→ EXERCISE DESCRIPTION
Omit all pictures, then retype the data exactly as given.

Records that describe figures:
#####
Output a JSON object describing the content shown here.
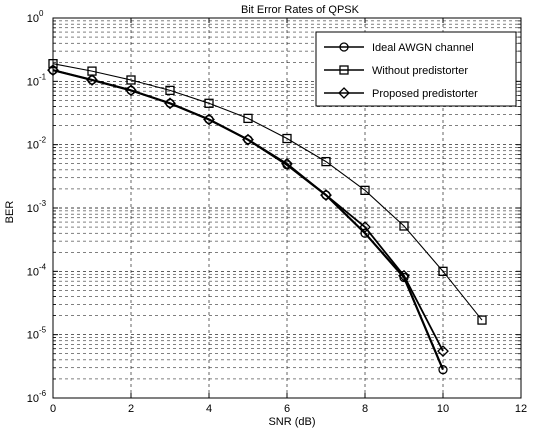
{
  "chart_data": {
    "type": "line",
    "title": "Bit Error Rates of QPSK",
    "xlabel": "SNR (dB)",
    "ylabel": "BER",
    "xlim": [
      0,
      12
    ],
    "ylim": [
      1e-06,
      1
    ],
    "yscale": "log",
    "grid": true,
    "legend_position": "top-right",
    "x_ticks": [
      "0",
      "2",
      "4",
      "6",
      "8",
      "10",
      "12"
    ],
    "y_ticks": [
      {
        "base": "10",
        "exp": "0"
      },
      {
        "base": "10",
        "exp": "-1"
      },
      {
        "base": "10",
        "exp": "-2"
      },
      {
        "base": "10",
        "exp": "-3"
      },
      {
        "base": "10",
        "exp": "-4"
      },
      {
        "base": "10",
        "exp": "-5"
      },
      {
        "base": "10",
        "exp": "-6"
      }
    ],
    "series": [
      {
        "name": "Ideal AWGN channel",
        "marker": "circle",
        "color": "#000000",
        "x": [
          0,
          1,
          2,
          3,
          4,
          5,
          6,
          7,
          8,
          9,
          10
        ],
        "y": [
          0.15,
          0.105,
          0.072,
          0.045,
          0.025,
          0.012,
          0.0048,
          0.0016,
          0.0004,
          8e-05,
          2.8e-06
        ]
      },
      {
        "name": "Without predistorter",
        "marker": "square",
        "color": "#000000",
        "x": [
          0,
          1,
          2,
          3,
          4,
          5,
          6,
          7,
          8,
          9,
          10,
          11
        ],
        "y": [
          0.19,
          0.145,
          0.105,
          0.072,
          0.045,
          0.026,
          0.0125,
          0.0054,
          0.0019,
          0.00052,
          0.0001,
          1.7e-05
        ]
      },
      {
        "name": "Proposed predistorter",
        "marker": "diamond",
        "color": "#000000",
        "x": [
          0,
          1,
          2,
          3,
          4,
          5,
          6,
          7,
          8,
          9,
          10
        ],
        "y": [
          0.15,
          0.105,
          0.072,
          0.045,
          0.025,
          0.012,
          0.005,
          0.0016,
          0.0005,
          8.5e-05,
          5.5e-06
        ]
      }
    ]
  }
}
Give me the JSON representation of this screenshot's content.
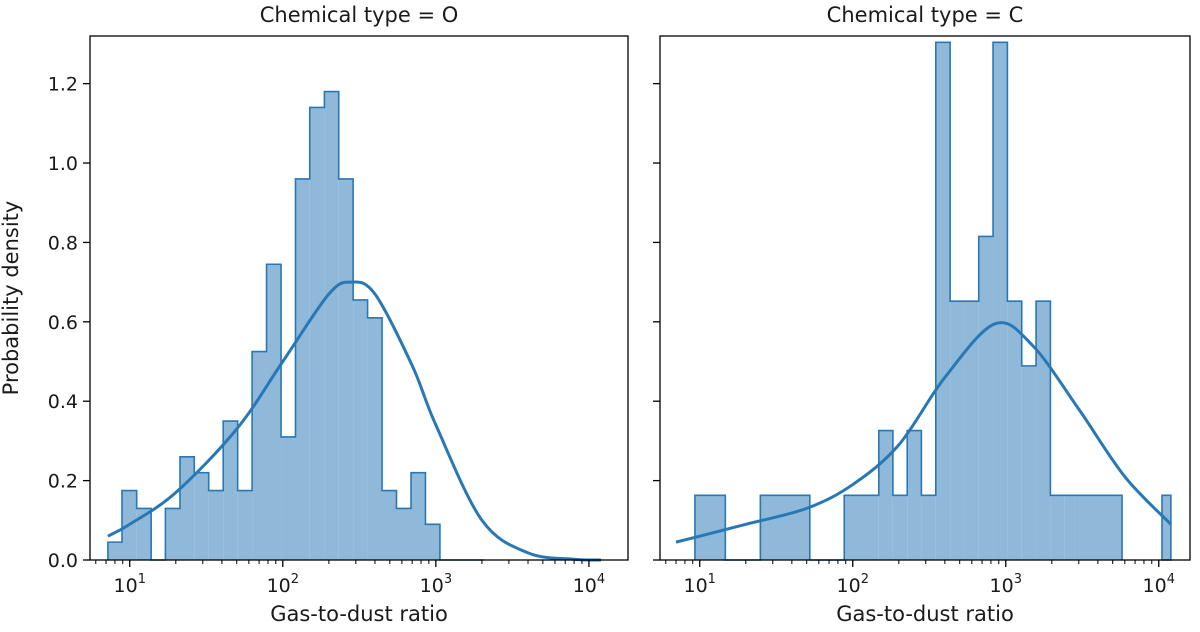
{
  "chart_data": {
    "type": "histogram",
    "shared_ylabel": "Probability density",
    "colors": {
      "fill": "#8fb8d9",
      "edge": "#2878b5",
      "kde": "#2878b5"
    },
    "panels": [
      {
        "title": "Chemical type = O",
        "xlabel": "Gas-to-dust ratio",
        "xscale": "log",
        "xlim": [
          5.5,
          18000
        ],
        "ylim": [
          0,
          1.32
        ],
        "xticks": [
          {
            "value": 10,
            "base": "10",
            "exp": "1"
          },
          {
            "value": 100,
            "base": "10",
            "exp": "2"
          },
          {
            "value": 1000,
            "base": "10",
            "exp": "3"
          },
          {
            "value": 10000,
            "base": "10",
            "exp": "4"
          }
        ],
        "yticks": [
          "0.0",
          "0.2",
          "0.4",
          "0.6",
          "0.8",
          "1.0",
          "1.2"
        ],
        "show_ytick_labels": true,
        "bins": {
          "edges": [
            7.2,
            8.9,
            11.1,
            13.8,
            17.1,
            21.3,
            26.4,
            32.8,
            40.8,
            50.7,
            63.0,
            78.3,
            97.4,
            121,
            150,
            187,
            232,
            288,
            358,
            445,
            553,
            688,
            855,
            1063,
            1321,
            1642,
            2041
          ],
          "heights": [
            0.045,
            0.175,
            0.13,
            0.0,
            0.13,
            0.26,
            0.22,
            0.175,
            0.35,
            0.175,
            0.525,
            0.745,
            0.31,
            0.96,
            1.14,
            1.18,
            0.96,
            0.655,
            0.61,
            0.175,
            0.13,
            0.22,
            0.09,
            0.0,
            0.0,
            0.0
          ]
        },
        "kde": {
          "x": [
            7.2,
            10,
            20,
            50,
            100,
            200,
            280,
            400,
            700,
            1000,
            2000,
            4000,
            8000,
            12000
          ],
          "y": [
            0.06,
            0.09,
            0.17,
            0.33,
            0.5,
            0.67,
            0.7,
            0.67,
            0.49,
            0.34,
            0.1,
            0.018,
            0.002,
            0.0
          ]
        }
      },
      {
        "title": "Chemical type = C",
        "xlabel": "Gas-to-dust ratio",
        "xscale": "log",
        "xlim": [
          5.5,
          16000
        ],
        "ylim": [
          0,
          1.32
        ],
        "xticks": [
          {
            "value": 10,
            "base": "10",
            "exp": "1"
          },
          {
            "value": 100,
            "base": "10",
            "exp": "2"
          },
          {
            "value": 1000,
            "base": "10",
            "exp": "3"
          },
          {
            "value": 10000,
            "base": "10",
            "exp": "4"
          }
        ],
        "yticks": [
          "0.0",
          "0.2",
          "0.4",
          "0.6",
          "0.8",
          "1.0",
          "1.2"
        ],
        "show_ytick_labels": false,
        "bins": {
          "edges": [
            9.3,
            14.7,
            24.9,
            52.4,
            88.0,
            148,
            183,
            227,
            281,
            349,
            433,
            537,
            666,
            826,
            1025,
            1272,
            1578,
            1958,
            2429,
            2811,
            5756
          ],
          "heights": [
            0.163,
            0.0,
            0.163,
            0.0,
            0.163,
            0.326,
            0.163,
            0.326,
            0.163,
            1.304,
            0.652,
            0.652,
            0.815,
            1.304,
            0.652,
            0.489,
            0.652,
            0.163,
            0.163,
            0.163
          ]
        },
        "extra_bin": {
          "x0": 10500,
          "x1": 12000,
          "height": 0.163
        },
        "kde": {
          "x": [
            7,
            10,
            20,
            50,
            100,
            200,
            400,
            850,
            1500,
            3000,
            6000,
            12000
          ],
          "y": [
            0.045,
            0.06,
            0.09,
            0.13,
            0.19,
            0.29,
            0.46,
            0.595,
            0.54,
            0.38,
            0.21,
            0.09
          ]
        }
      }
    ]
  }
}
#####
→ RESPONSE BELOW
Output a JSON object describing the content shown here.
{
  "chart_data": {
    "type": "line",
    "title": "Bit Error Rates of QPSK",
    "xlabel": "SNR (dB)",
    "ylabel": "BER",
    "xlim": [
      0,
      12
    ],
    "ylim": [
      1e-06,
      1
    ],
    "yscale": "log",
    "grid": true,
    "legend_position": "top-right",
    "x_ticks": [
      "0",
      "2",
      "4",
      "6",
      "8",
      "10",
      "12"
    ],
    "y_ticks": [
      {
        "base": "10",
        "exp": "0"
      },
      {
        "base": "10",
        "exp": "-1"
      },
      {
        "base": "10",
        "exp": "-2"
      },
      {
        "base": "10",
        "exp": "-3"
      },
      {
        "base": "10",
        "exp": "-4"
      },
      {
        "base": "10",
        "exp": "-5"
      },
      {
        "base": "10",
        "exp": "-6"
      }
    ],
    "series": [
      {
        "name": "Ideal AWGN channel",
        "marker": "circle",
        "color": "#000000",
        "x": [
          0,
          1,
          2,
          3,
          4,
          5,
          6,
          7,
          8,
          9,
          10
        ],
        "y": [
          0.15,
          0.105,
          0.072,
          0.045,
          0.025,
          0.012,
          0.0048,
          0.0016,
          0.0004,
          8e-05,
          2.8e-06
        ]
      },
      {
        "name": "Without predistorter",
        "marker": "square",
        "color": "#000000",
        "x": [
          0,
          1,
          2,
          3,
          4,
          5,
          6,
          7,
          8,
          9,
          10,
          11
        ],
        "y": [
          0.19,
          0.145,
          0.105,
          0.072,
          0.045,
          0.026,
          0.0125,
          0.0054,
          0.0019,
          0.00052,
          0.0001,
          1.7e-05
        ]
      },
      {
        "name": "Proposed predistorter",
        "marker": "diamond",
        "color": "#000000",
        "x": [
          0,
          1,
          2,
          3,
          4,
          5,
          6,
          7,
          8,
          9,
          10
        ],
        "y": [
          0.15,
          0.105,
          0.072,
          0.045,
          0.025,
          0.012,
          0.005,
          0.0016,
          0.0005,
          8.5e-05,
          5.5e-06
        ]
      }
    ]
  }
}
Give me the JSON representation of this screenshot's content.
{
  "chart_data": {
    "type": "histogram",
    "shared_ylabel": "Probability density",
    "colors": {
      "fill": "#8fb8d9",
      "edge": "#2878b5",
      "kde": "#2878b5"
    },
    "panels": [
      {
        "title": "Chemical type = O",
        "xlabel": "Gas-to-dust ratio",
        "xscale": "log",
        "xlim": [
          5.5,
          18000
        ],
        "ylim": [
          0,
          1.32
        ],
        "xticks": [
          {
            "value": 10,
            "base": "10",
            "exp": "1"
          },
          {
            "value": 100,
            "base": "10",
            "exp": "2"
          },
          {
            "value": 1000,
            "base": "10",
            "exp": "3"
          },
          {
            "value": 10000,
            "base": "10",
            "exp": "4"
          }
        ],
        "yticks": [
          "0.0",
          "0.2",
          "0.4",
          "0.6",
          "0.8",
          "1.0",
          "1.2"
        ],
        "show_ytick_labels": true,
        "bins": {
          "edges": [
            7.2,
            8.9,
            11.1,
            13.8,
            17.1,
            21.3,
            26.4,
            32.8,
            40.8,
            50.7,
            63.0,
            78.3,
            97.4,
            121,
            150,
            187,
            232,
            288,
            358,
            445,
            553,
            688,
            855,
            1063,
            1321,
            1642,
            2041
          ],
          "heights": [
            0.045,
            0.175,
            0.13,
            0.0,
            0.13,
            0.26,
            0.22,
            0.175,
            0.35,
            0.175,
            0.525,
            0.745,
            0.31,
            0.96,
            1.14,
            1.18,
            0.96,
            0.655,
            0.61,
            0.175,
            0.13,
            0.22,
            0.09,
            0.0,
            0.0,
            0.0
          ]
        },
        "kde": {
          "x": [
            7.2,
            10,
            20,
            50,
            100,
            200,
            280,
            400,
            700,
            1000,
            2000,
            4000,
            8000,
            12000
          ],
          "y": [
            0.06,
            0.09,
            0.17,
            0.33,
            0.5,
            0.67,
            0.7,
            0.67,
            0.49,
            0.34,
            0.1,
            0.018,
            0.002,
            0.0
          ]
        }
      },
      {
        "title": "Chemical type = C",
        "xlabel": "Gas-to-dust ratio",
        "xscale": "log",
        "xlim": [
          5.5,
          16000
        ],
        "ylim": [
          0,
          1.32
        ],
        "xticks": [
          {
            "value": 10,
            "base": "10",
            "exp": "1"
          },
          {
            "value": 100,
            "base": "10",
            "exp": "2"
          },
          {
            "value": 1000,
            "base": "10",
            "exp": "3"
          },
          {
            "value": 10000,
            "base": "10",
            "exp": "4"
          }
        ],
        "yticks": [
          "0.0",
          "0.2",
          "0.4",
          "0.6",
          "0.8",
          "1.0",
          "1.2"
        ],
        "show_ytick_labels": false,
        "bins": {
          "edges": [
            9.3,
            14.7,
            24.9,
            52.4,
            88.0,
            148,
            183,
            227,
            281,
            349,
            433,
            537,
            666,
            826,
            1025,
            1272,
            1578,
            1958,
            2429,
            2811,
            5756
          ],
          "heights": [
            0.163,
            0.0,
            0.163,
            0.0,
            0.163,
            0.326,
            0.163,
            0.326,
            0.163,
            1.304,
            0.652,
            0.652,
            0.815,
            1.304,
            0.652,
            0.489,
            0.652,
            0.163,
            0.163,
            0.163
          ]
        },
        "extra_bin": {
          "x0": 10500,
          "x1": 12000,
          "height": 0.163
        },
        "kde": {
          "x": [
            7,
            10,
            20,
            50,
            100,
            200,
            400,
            850,
            1500,
            3000,
            6000,
            12000
          ],
          "y": [
            0.045,
            0.06,
            0.09,
            0.13,
            0.19,
            0.29,
            0.46,
            0.595,
            0.54,
            0.38,
            0.21,
            0.09
          ]
        }
      }
    ]
  }
}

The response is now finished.